● The data
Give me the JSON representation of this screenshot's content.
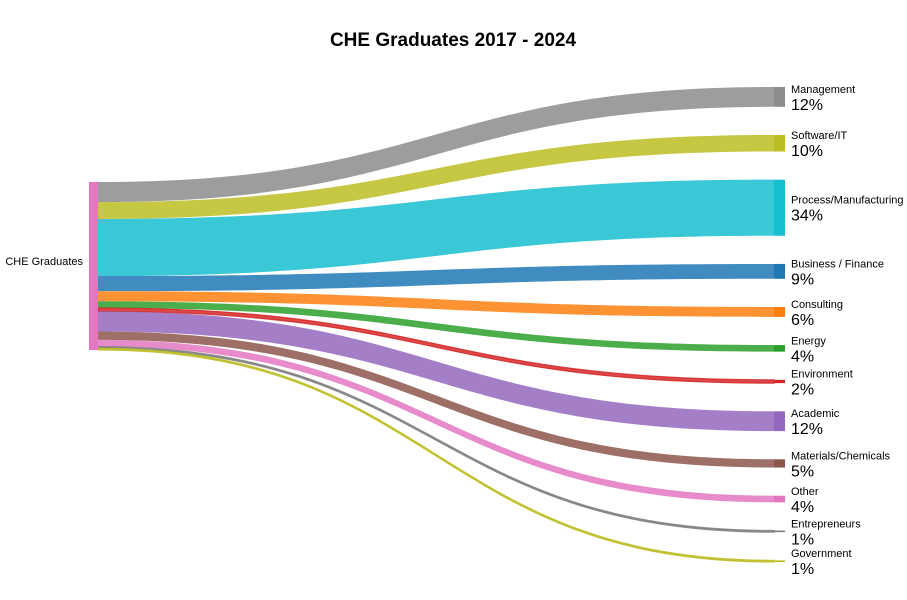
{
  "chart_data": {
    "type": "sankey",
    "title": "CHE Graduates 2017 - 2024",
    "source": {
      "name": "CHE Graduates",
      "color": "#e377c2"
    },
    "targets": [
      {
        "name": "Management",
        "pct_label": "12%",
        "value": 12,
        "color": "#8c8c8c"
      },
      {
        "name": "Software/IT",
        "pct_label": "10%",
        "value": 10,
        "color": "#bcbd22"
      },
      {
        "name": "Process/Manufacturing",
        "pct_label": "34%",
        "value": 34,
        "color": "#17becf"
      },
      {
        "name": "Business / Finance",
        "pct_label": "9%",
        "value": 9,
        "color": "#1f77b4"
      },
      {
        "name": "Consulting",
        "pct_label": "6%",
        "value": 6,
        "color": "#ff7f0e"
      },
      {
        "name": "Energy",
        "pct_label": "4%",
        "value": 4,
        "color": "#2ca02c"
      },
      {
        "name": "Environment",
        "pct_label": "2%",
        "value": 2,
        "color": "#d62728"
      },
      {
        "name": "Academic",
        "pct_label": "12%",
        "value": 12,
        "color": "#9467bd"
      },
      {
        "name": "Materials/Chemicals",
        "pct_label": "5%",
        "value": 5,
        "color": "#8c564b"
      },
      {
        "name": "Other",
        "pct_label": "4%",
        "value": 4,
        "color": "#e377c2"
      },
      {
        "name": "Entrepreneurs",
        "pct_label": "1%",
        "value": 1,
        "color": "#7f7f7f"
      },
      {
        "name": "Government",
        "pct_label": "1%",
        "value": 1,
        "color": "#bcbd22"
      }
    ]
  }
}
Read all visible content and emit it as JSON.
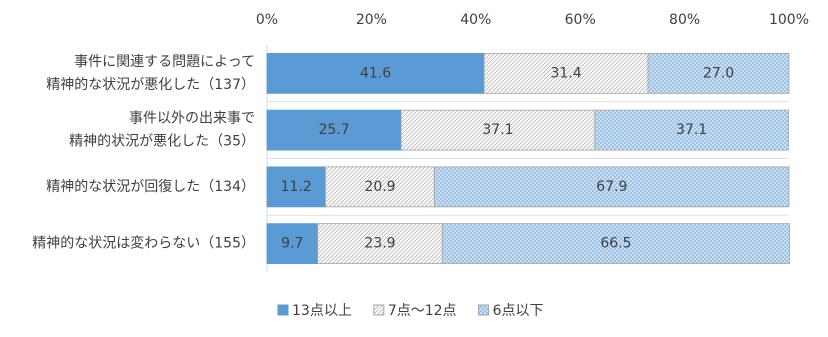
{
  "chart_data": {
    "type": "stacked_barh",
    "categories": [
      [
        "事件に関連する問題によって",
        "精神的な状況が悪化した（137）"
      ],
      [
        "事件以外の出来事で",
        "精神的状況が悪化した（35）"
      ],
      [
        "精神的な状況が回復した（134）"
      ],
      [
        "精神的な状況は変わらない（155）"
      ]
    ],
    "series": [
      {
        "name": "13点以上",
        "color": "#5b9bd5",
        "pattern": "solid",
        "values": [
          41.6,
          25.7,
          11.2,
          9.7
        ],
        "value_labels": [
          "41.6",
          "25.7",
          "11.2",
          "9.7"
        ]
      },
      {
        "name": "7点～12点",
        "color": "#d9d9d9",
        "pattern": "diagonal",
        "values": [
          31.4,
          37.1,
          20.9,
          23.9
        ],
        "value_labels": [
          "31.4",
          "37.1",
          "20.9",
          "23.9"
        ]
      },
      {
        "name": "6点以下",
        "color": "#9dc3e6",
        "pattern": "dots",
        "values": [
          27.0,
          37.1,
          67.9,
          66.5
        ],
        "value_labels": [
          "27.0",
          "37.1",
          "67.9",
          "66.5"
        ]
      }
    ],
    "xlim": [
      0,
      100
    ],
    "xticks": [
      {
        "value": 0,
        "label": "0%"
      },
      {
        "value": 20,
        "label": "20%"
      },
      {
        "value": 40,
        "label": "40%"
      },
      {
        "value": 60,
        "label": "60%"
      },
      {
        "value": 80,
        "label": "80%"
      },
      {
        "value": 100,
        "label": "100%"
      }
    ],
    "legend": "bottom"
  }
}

==

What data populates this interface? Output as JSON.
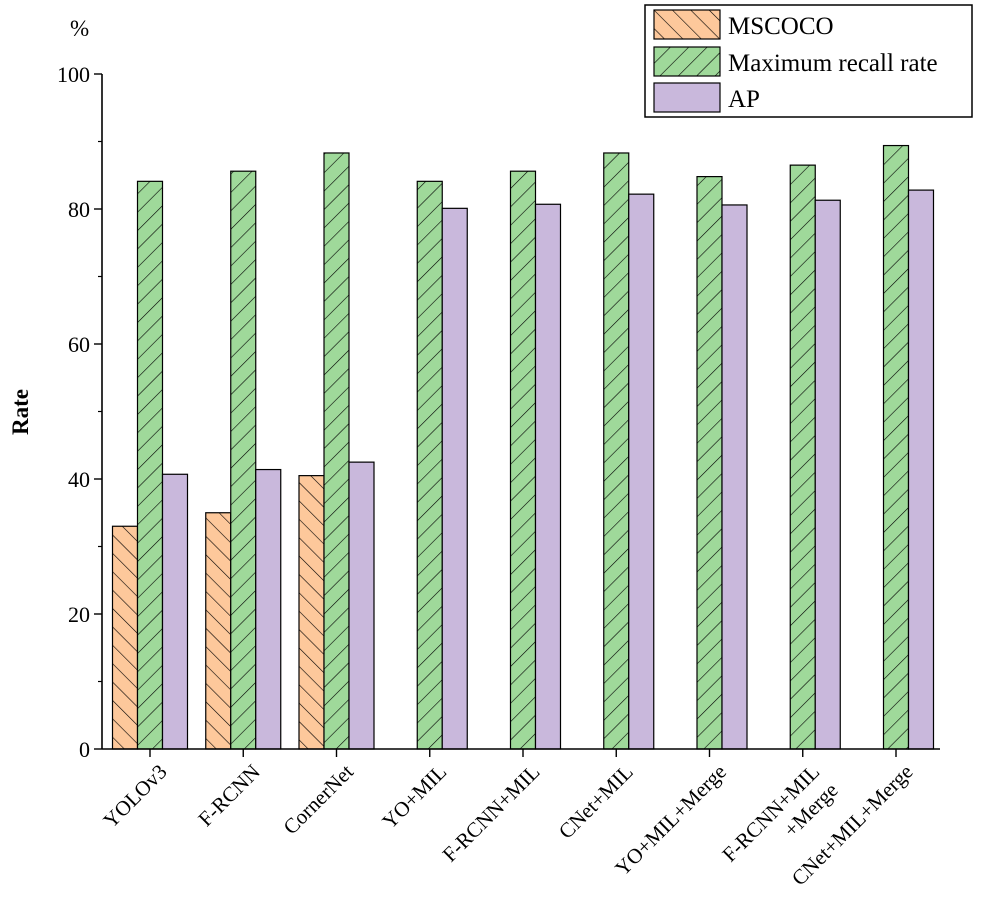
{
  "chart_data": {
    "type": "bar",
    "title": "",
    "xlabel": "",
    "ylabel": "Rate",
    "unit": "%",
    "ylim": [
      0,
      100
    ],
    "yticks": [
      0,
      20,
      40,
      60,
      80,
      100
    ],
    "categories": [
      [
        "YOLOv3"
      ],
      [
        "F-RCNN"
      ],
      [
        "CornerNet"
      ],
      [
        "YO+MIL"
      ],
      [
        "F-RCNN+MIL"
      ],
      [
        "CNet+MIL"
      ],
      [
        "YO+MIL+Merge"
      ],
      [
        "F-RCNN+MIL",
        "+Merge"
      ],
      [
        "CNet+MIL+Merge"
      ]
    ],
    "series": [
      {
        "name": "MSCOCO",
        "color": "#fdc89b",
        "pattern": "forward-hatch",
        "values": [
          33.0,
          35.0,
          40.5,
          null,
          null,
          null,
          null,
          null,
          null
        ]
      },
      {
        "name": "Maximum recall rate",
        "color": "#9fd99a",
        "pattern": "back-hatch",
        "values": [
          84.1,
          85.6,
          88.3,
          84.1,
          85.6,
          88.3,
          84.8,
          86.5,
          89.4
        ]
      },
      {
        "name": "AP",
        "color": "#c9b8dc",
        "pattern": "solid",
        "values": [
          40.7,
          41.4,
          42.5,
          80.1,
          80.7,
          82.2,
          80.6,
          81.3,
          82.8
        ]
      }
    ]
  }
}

● Task objective
Write the number of lines containing the word "Graduates" and nothing besides it.

● Written response
2